# Entries supplied start

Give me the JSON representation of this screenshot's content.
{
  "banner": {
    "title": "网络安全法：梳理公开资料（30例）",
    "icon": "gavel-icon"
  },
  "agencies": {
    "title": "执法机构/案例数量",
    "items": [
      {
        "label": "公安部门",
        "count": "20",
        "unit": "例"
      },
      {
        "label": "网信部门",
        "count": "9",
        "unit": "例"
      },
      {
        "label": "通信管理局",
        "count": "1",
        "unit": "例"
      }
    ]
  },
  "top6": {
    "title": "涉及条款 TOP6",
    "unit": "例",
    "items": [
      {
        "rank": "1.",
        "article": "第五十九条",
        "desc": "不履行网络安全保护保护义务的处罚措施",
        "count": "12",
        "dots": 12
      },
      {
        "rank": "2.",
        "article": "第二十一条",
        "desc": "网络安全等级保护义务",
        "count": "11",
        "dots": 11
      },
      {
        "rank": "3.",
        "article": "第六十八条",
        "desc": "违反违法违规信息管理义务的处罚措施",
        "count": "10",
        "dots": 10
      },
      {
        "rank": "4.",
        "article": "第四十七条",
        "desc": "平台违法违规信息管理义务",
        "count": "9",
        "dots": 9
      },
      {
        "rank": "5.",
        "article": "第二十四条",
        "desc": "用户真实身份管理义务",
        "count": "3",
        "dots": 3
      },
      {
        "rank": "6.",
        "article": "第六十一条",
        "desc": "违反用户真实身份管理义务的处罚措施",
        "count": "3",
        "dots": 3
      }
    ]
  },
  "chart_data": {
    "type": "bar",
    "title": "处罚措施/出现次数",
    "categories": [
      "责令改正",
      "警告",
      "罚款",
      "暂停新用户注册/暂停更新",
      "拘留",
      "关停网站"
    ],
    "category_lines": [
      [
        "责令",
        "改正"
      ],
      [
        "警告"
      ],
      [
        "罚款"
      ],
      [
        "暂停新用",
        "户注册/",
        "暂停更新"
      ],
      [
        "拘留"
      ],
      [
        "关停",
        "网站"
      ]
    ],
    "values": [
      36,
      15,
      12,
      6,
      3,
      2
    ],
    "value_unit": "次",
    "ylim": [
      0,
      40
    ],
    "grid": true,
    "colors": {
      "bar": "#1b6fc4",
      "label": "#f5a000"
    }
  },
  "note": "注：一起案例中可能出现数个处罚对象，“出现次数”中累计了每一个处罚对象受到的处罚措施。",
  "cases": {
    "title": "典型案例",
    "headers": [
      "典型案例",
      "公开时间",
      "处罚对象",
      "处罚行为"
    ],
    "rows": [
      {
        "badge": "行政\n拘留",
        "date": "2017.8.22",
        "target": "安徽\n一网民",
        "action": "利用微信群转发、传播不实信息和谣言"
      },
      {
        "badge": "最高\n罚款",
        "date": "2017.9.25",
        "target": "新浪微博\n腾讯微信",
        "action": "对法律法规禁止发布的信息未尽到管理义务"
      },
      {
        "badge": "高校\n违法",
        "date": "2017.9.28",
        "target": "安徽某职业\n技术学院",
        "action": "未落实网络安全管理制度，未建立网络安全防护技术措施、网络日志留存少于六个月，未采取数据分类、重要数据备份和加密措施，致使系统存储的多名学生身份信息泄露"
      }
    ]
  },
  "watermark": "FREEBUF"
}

# Entries supplied end

- Your instructions -
Every record above must be duplicated exactly.

- Task response -
Give me the JSON representation of this screenshot's content.
{
  "banner": {
    "title": "网络安全法：梳理公开资料（30例）",
    "icon": "gavel-icon"
  },
  "agencies": {
    "title": "执法机构/案例数量",
    "items": [
      {
        "label": "公安部门",
        "count": "20",
        "unit": "例"
      },
      {
        "label": "网信部门",
        "count": "9",
        "unit": "例"
      },
      {
        "label": "通信管理局",
        "count": "1",
        "unit": "例"
      }
    ]
  },
  "top6": {
    "title": "涉及条款 TOP6",
    "unit": "例",
    "items": [
      {
        "rank": "1.",
        "article": "第五十九条",
        "desc": "不履行网络安全保护保护义务的处罚措施",
        "count": "12",
        "dots": 12
      },
      {
        "rank": "2.",
        "article": "第二十一条",
        "desc": "网络安全等级保护义务",
        "count": "11",
        "dots": 11
      },
      {
        "rank": "3.",
        "article": "第六十八条",
        "desc": "违反违法违规信息管理义务的处罚措施",
        "count": "10",
        "dots": 10
      },
      {
        "rank": "4.",
        "article": "第四十七条",
        "desc": "平台违法违规信息管理义务",
        "count": "9",
        "dots": 9
      },
      {
        "rank": "5.",
        "article": "第二十四条",
        "desc": "用户真实身份管理义务",
        "count": "3",
        "dots": 3
      },
      {
        "rank": "6.",
        "article": "第六十一条",
        "desc": "违反用户真实身份管理义务的处罚措施",
        "count": "3",
        "dots": 3
      }
    ]
  },
  "chart_data": {
    "type": "bar",
    "title": "处罚措施/出现次数",
    "categories": [
      "责令改正",
      "警告",
      "罚款",
      "暂停新用户注册/暂停更新",
      "拘留",
      "关停网站"
    ],
    "category_lines": [
      [
        "责令",
        "改正"
      ],
      [
        "警告"
      ],
      [
        "罚款"
      ],
      [
        "暂停新用",
        "户注册/",
        "暂停更新"
      ],
      [
        "拘留"
      ],
      [
        "关停",
        "网站"
      ]
    ],
    "values": [
      36,
      15,
      12,
      6,
      3,
      2
    ],
    "value_unit": "次",
    "ylim": [
      0,
      40
    ],
    "grid": true,
    "colors": {
      "bar": "#1b6fc4",
      "label": "#f5a000"
    }
  },
  "note": "注：一起案例中可能出现数个处罚对象，“出现次数”中累计了每一个处罚对象受到的处罚措施。",
  "cases": {
    "title": "典型案例",
    "headers": [
      "典型案例",
      "公开时间",
      "处罚对象",
      "处罚行为"
    ],
    "rows": [
      {
        "badge": "行政\n拘留",
        "date": "2017.8.22",
        "target": "安徽\n一网民",
        "action": "利用微信群转发、传播不实信息和谣言"
      },
      {
        "badge": "最高\n罚款",
        "date": "2017.9.25",
        "target": "新浪微博\n腾讯微信",
        "action": "对法律法规禁止发布的信息未尽到管理义务"
      },
      {
        "badge": "高校\n违法",
        "date": "2017.9.28",
        "target": "安徽某职业\n技术学院",
        "action": "未落实网络安全管理制度，未建立网络安全防护技术措施、网络日志留存少于六个月，未采取数据分类、重要数据备份和加密措施，致使系统存储的多名学生身份信息泄露"
      }
    ]
  },
  "watermark": "FREEBUF"
}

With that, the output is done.